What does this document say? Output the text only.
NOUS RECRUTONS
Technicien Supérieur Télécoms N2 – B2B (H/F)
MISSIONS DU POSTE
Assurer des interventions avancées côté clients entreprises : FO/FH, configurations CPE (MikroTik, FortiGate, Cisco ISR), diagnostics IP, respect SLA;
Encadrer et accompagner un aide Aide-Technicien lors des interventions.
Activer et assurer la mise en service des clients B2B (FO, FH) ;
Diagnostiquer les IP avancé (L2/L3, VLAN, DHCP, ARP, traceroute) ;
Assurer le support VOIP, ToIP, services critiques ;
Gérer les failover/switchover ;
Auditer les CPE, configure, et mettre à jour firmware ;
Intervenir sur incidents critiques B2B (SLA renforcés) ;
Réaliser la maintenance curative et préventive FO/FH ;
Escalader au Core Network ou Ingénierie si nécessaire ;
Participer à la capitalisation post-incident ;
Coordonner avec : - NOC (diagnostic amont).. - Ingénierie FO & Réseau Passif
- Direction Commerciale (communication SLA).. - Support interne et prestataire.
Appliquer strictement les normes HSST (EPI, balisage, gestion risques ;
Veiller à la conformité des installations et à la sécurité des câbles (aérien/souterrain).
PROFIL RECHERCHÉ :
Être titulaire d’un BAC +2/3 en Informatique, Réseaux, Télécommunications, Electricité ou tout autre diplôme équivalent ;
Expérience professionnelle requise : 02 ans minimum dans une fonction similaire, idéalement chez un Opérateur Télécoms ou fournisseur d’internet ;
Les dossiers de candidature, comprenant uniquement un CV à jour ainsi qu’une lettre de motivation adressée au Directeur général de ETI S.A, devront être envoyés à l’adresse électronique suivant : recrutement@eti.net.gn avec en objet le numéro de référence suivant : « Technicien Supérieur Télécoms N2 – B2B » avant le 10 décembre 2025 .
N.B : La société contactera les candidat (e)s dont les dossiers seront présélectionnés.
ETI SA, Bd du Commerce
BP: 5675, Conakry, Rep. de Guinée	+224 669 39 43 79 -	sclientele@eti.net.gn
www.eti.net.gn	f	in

## What to do
Go through the listing above and restate it word for word.

## Reply to the task
What does this document say? Output the text only.
NOUS RECRUTONS
Technicien Supérieur Télécoms N2 – B2B (H/F)
MISSIONS DU POSTE
Assurer des interventions avancées côté clients entreprises : FO/FH, configurations CPE (MikroTik, FortiGate, Cisco ISR), diagnostics IP, respect SLA;
Encadrer et accompagner un aide Aide-Technicien lors des interventions.
Activer et assurer la mise en service des clients B2B (FO, FH) ;
Diagnostiquer les IP avancé (L2/L3, VLAN, DHCP, ARP, traceroute) ;
Assurer le support VOIP, ToIP, services critiques ;
Gérer les failover/switchover ;
Auditer les CPE, configure, et mettre à jour firmware ;
Intervenir sur incidents critiques B2B (SLA renforcés) ;
Réaliser la maintenance curative et préventive FO/FH ;
Escalader au Core Network ou Ingénierie si nécessaire ;
Participer à la capitalisation post-incident ;
Coordonner avec : - NOC (diagnostic amont).. - Ingénierie FO & Réseau Passif
- Direction Commerciale (communication SLA).. - Support interne et prestataire.
Appliquer strictement les normes HSST (EPI, balisage, gestion risques ;
Veiller à la conformité des installations et à la sécurité des câbles (aérien/souterrain).
PROFIL RECHERCHÉ :
Être titulaire d’un BAC +2/3 en Informatique, Réseaux, Télécommunications, Electricité ou tout autre diplôme équivalent ;
Expérience professionnelle requise : 02 ans minimum dans une fonction similaire, idéalement chez un Opérateur Télécoms ou fournisseur d’internet ;
Les dossiers de candidature, comprenant uniquement un CV à jour ainsi qu’une lettre de motivation adressée au Directeur général de ETI S.A, devront être envoyés à l’adresse électronique suivant : recrutement@eti.net.gn avec en objet le numéro de référence suivant : « Technicien Supérieur Télécoms N2 – B2B » avant le 10 décembre 2025 .
N.B : La société contactera les candidat (e)s dont les dossiers seront présélectionnés.
ETI SA, Bd du Commerce
BP: 5675, Conakry, Rep. de Guinée	+224 669 39 43 79 -	sclientele@eti.net.gn
www.eti.net.gn	f	in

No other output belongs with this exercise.